-- Start --
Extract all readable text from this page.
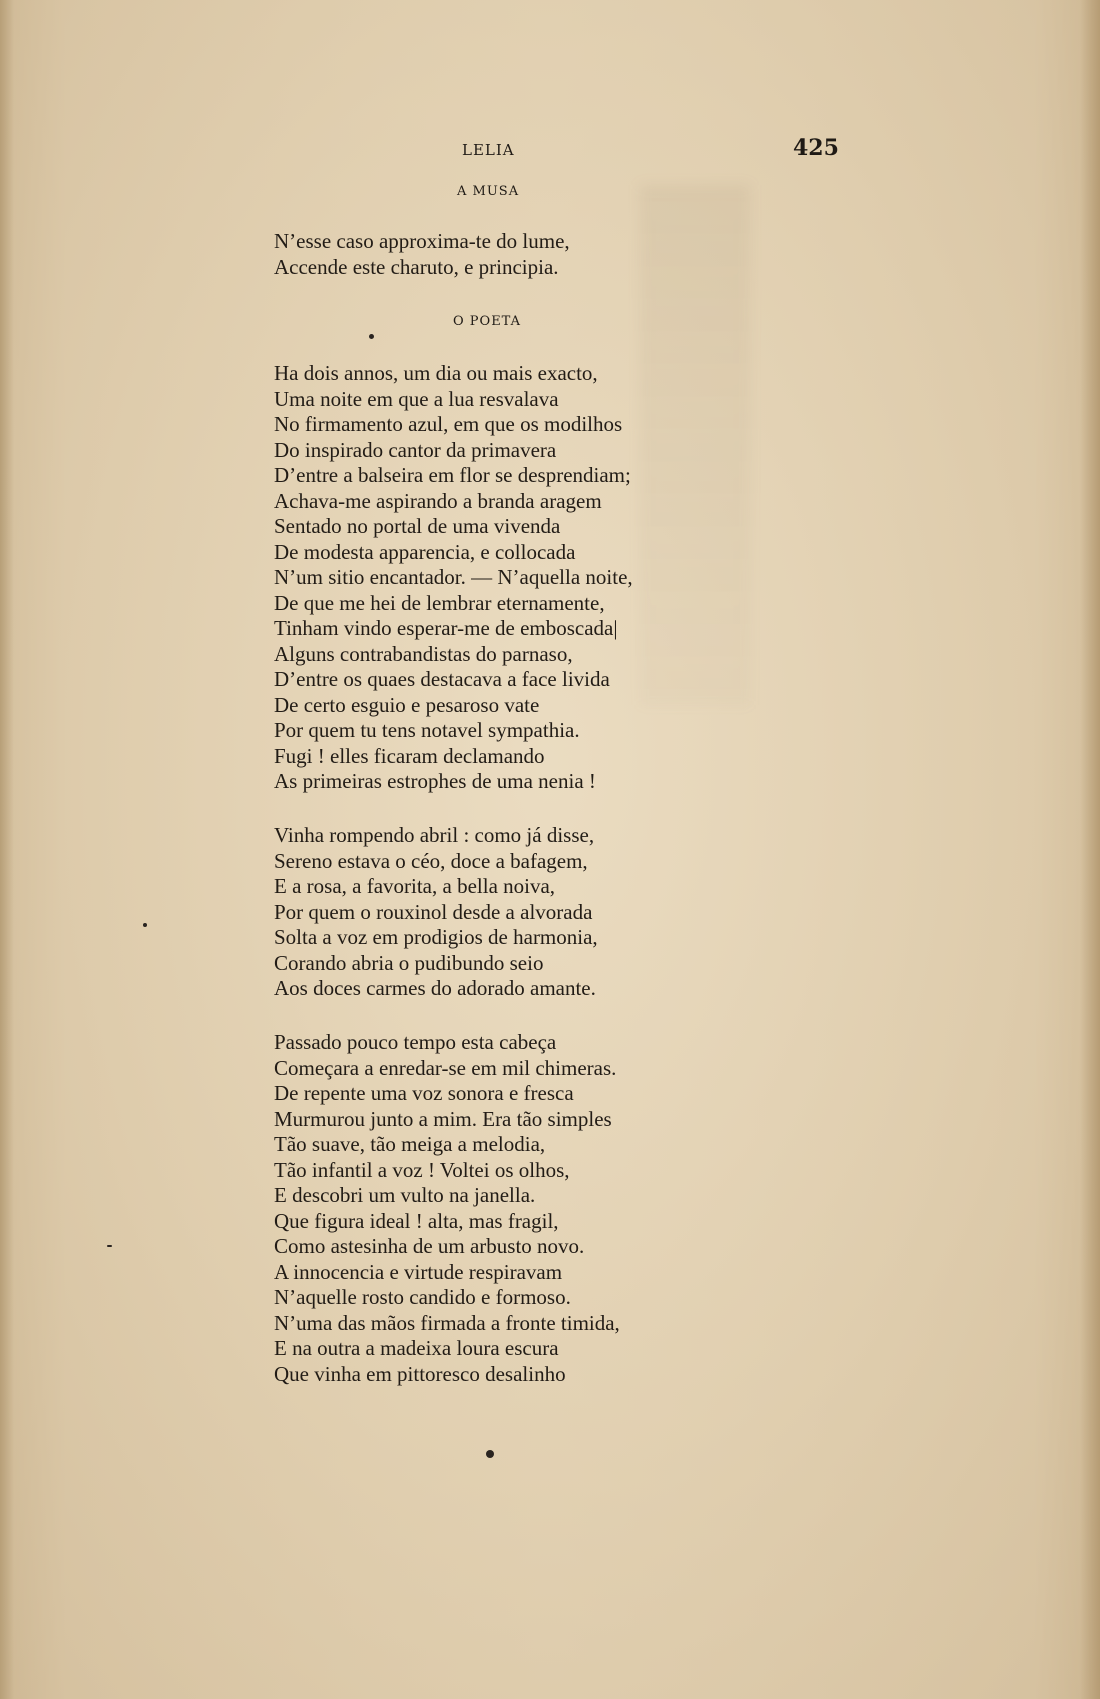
LELIA	425
A MUSA
N’esse caso approxima-te do lume,
Accende este charuto, e principia.
O POETA
Ha dois annos, um dia ou mais exacto,
Uma noite em que a lua resvalava
No firmamento azul, em que os modilhos
Do inspirado cantor da primavera
D’entre a balseira em flor se desprendiam;
Achava-me aspirando a branda aragem
Sentado no portal de uma vivenda
De modesta apparencia, e collocada
N’um sitio encantador. — N’aquella noite,
De que me hei de lembrar eternamente,
Tinham vindo esperar-me de emboscada|
Alguns contrabandistas do parnaso,
D’entre os quaes destacava a face livida
De certo esguio e pesaroso vate
Por quem tu tens notavel sympathia.
Fugi ! elles ficaram declamando
As primeiras estrophes de uma nenia !
Vinha rompendo abril : como já disse,
Sereno estava o céo, doce a bafagem,
E a rosa, a favorita, a bella noiva,
Por quem o rouxinol desde a alvorada
Solta a voz em prodigios de harmonia,
Corando abria o pudibundo seio
Aos doces carmes do adorado amante.
Passado pouco tempo esta cabeça
Começara a enredar-se em mil chimeras.
De repente uma voz sonora e fresca
Murmurou junto a mim. Era tão simples
Tão suave, tão meiga a melodia,
Tão infantil a voz ! Voltei os olhos,
E descobri um vulto na janella.
Que figura ideal ! alta, mas fragil,
Como astesinha de um arbusto novo.
A innocencia e virtude respiravam
N’aquelle rosto candido e formoso.
N’uma das mãos firmada a fronte timida,
E na outra a madeixa loura escura
Que vinha em pittoresco desalinho
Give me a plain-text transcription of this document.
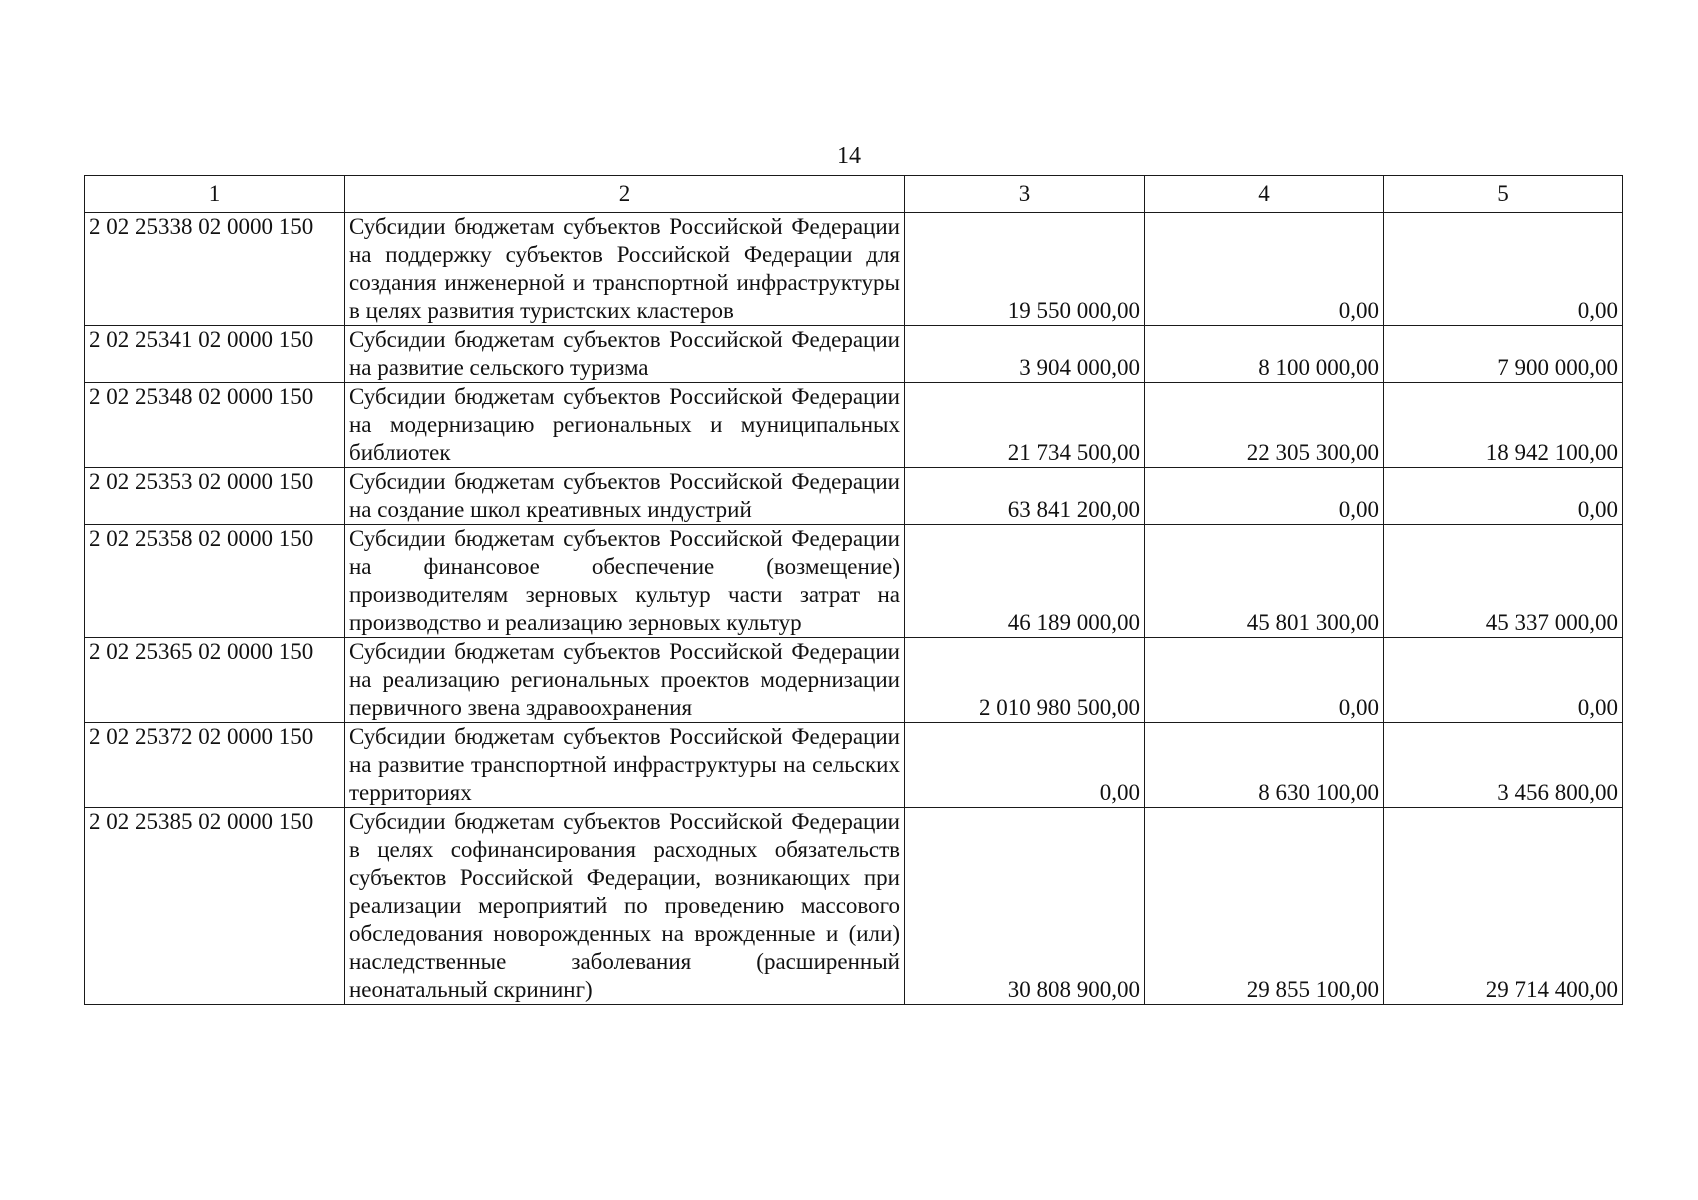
14
1	2	3	4	5
2 02 25338 02 0000 150	Субсидии бюджетам субъектов Российской Федерации на поддержку субъектов Российской Федерации для создания инженерной и транспортной инфраструктуры в целях развития туристских кластеров	19 550 000,00	0,00	0,00
2 02 25341 02 0000 150	Субсидии бюджетам субъектов Российской Федерации на развитие сельского туризма	3 904 000,00	8 100 000,00	7 900 000,00
2 02 25348 02 0000 150	Субсидии бюджетам субъектов Российской Федерации на модернизацию региональных и муниципальных библиотек	21 734 500,00	22 305 300,00	18 942 100,00
2 02 25353 02 0000 150	Субсидии бюджетам субъектов Российской Федерации на создание школ креативных индустрий	63 841 200,00	0,00	0,00
2 02 25358 02 0000 150	Субсидии бюджетам субъектов Российской Федерации на финансовое обеспечение (возмещение) производителям зерновых культур части затрат на производство и реализацию зерновых культур	46 189 000,00	45 801 300,00	45 337 000,00
2 02 25365 02 0000 150	Субсидии бюджетам субъектов Российской Федерации на реализацию региональных проектов модернизации первичного звена здравоохранения	2 010 980 500,00	0,00	0,00
2 02 25372 02 0000 150	Субсидии бюджетам субъектов Российской Федерации на развитие транспортной инфраструктуры на сельских территориях	0,00	8 630 100,00	3 456 800,00
2 02 25385 02 0000 150	Субсидии бюджетам субъектов Российской Федерации в целях софинансирования расходных обязательств субъектов Российской Федерации, возникающих при реализации мероприятий по проведению массового обследования новорожденных на врожденные и (или) наследственные заболевания (расширенный неонатальный скрининг)	30 808 900,00	29 855 100,00	29 714 400,00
-- End --
[EXERCISE DETAILS]:
Transcribe all the lines above exactly, apart from the pictures.

[THE OUTPUT]:
Extract all readable text from this page.
LELIA	425
A MUSA
N’esse caso approxima-te do lume,
Accende este charuto, e principia.
O POETA
Ha dois annos, um dia ou mais exacto,
Uma noite em que a lua resvalava
No firmamento azul, em que os modilhos
Do inspirado cantor da primavera
D’entre a balseira em flor se desprendiam;
Achava-me aspirando a branda aragem
Sentado no portal de uma vivenda
De modesta apparencia, e collocada
N’um sitio encantador. — N’aquella noite,
De que me hei de lembrar eternamente,
Tinham vindo esperar-me de emboscada|
Alguns contrabandistas do parnaso,
D’entre os quaes destacava a face livida
De certo esguio e pesaroso vate
Por quem tu tens notavel sympathia.
Fugi ! elles ficaram declamando
As primeiras estrophes de uma nenia !
Vinha rompendo abril : como já disse,
Sereno estava o céo, doce a bafagem,
E a rosa, a favorita, a bella noiva,
Por quem o rouxinol desde a alvorada
Solta a voz em prodigios de harmonia,
Corando abria o pudibundo seio
Aos doces carmes do adorado amante.
Passado pouco tempo esta cabeça
Começara a enredar-se em mil chimeras.
De repente uma voz sonora e fresca
Murmurou junto a mim. Era tão simples
Tão suave, tão meiga a melodia,
Tão infantil a voz ! Voltei os olhos,
E descobri um vulto na janella.
Que figura ideal ! alta, mas fragil,
Como astesinha de um arbusto novo.
A innocencia e virtude respiravam
N’aquelle rosto candido e formoso.
N’uma das mãos firmada a fronte timida,
E na outra a madeixa loura escura
Que vinha em pittoresco desalinho
Give me a plain-text transcription of this document.
14
1	2	3	4	5
2 02 25338 02 0000 150	Субсидии бюджетам субъектов Российской Федерации на поддержку субъектов Российской Федерации для создания инженерной и транспортной инфраструктуры в целях развития туристских кластеров	19 550 000,00	0,00	0,00
2 02 25341 02 0000 150	Субсидии бюджетам субъектов Российской Федерации на развитие сельского туризма	3 904 000,00	8 100 000,00	7 900 000,00
2 02 25348 02 0000 150	Субсидии бюджетам субъектов Российской Федерации на модернизацию региональных и муниципальных библиотек	21 734 500,00	22 305 300,00	18 942 100,00
2 02 25353 02 0000 150	Субсидии бюджетам субъектов Российской Федерации на создание школ креативных индустрий	63 841 200,00	0,00	0,00
2 02 25358 02 0000 150	Субсидии бюджетам субъектов Российской Федерации на финансовое обеспечение (возмещение) производителям зерновых культур части затрат на производство и реализацию зерновых культур	46 189 000,00	45 801 300,00	45 337 000,00
2 02 25365 02 0000 150	Субсидии бюджетам субъектов Российской Федерации на реализацию региональных проектов модернизации первичного звена здравоохранения	2 010 980 500,00	0,00	0,00
2 02 25372 02 0000 150	Субсидии бюджетам субъектов Российской Федерации на развитие транспортной инфраструктуры на сельских территориях	0,00	8 630 100,00	3 456 800,00
2 02 25385 02 0000 150	Субсидии бюджетам субъектов Российской Федерации в целях софинансирования расходных обязательств субъектов Российской Федерации, возникающих при реализации мероприятий по проведению массового обследования новорожденных на врожденные и (или) наследственные заболевания (расширенный неонатальный скрининг)	30 808 900,00	29 855 100,00	29 714 400,00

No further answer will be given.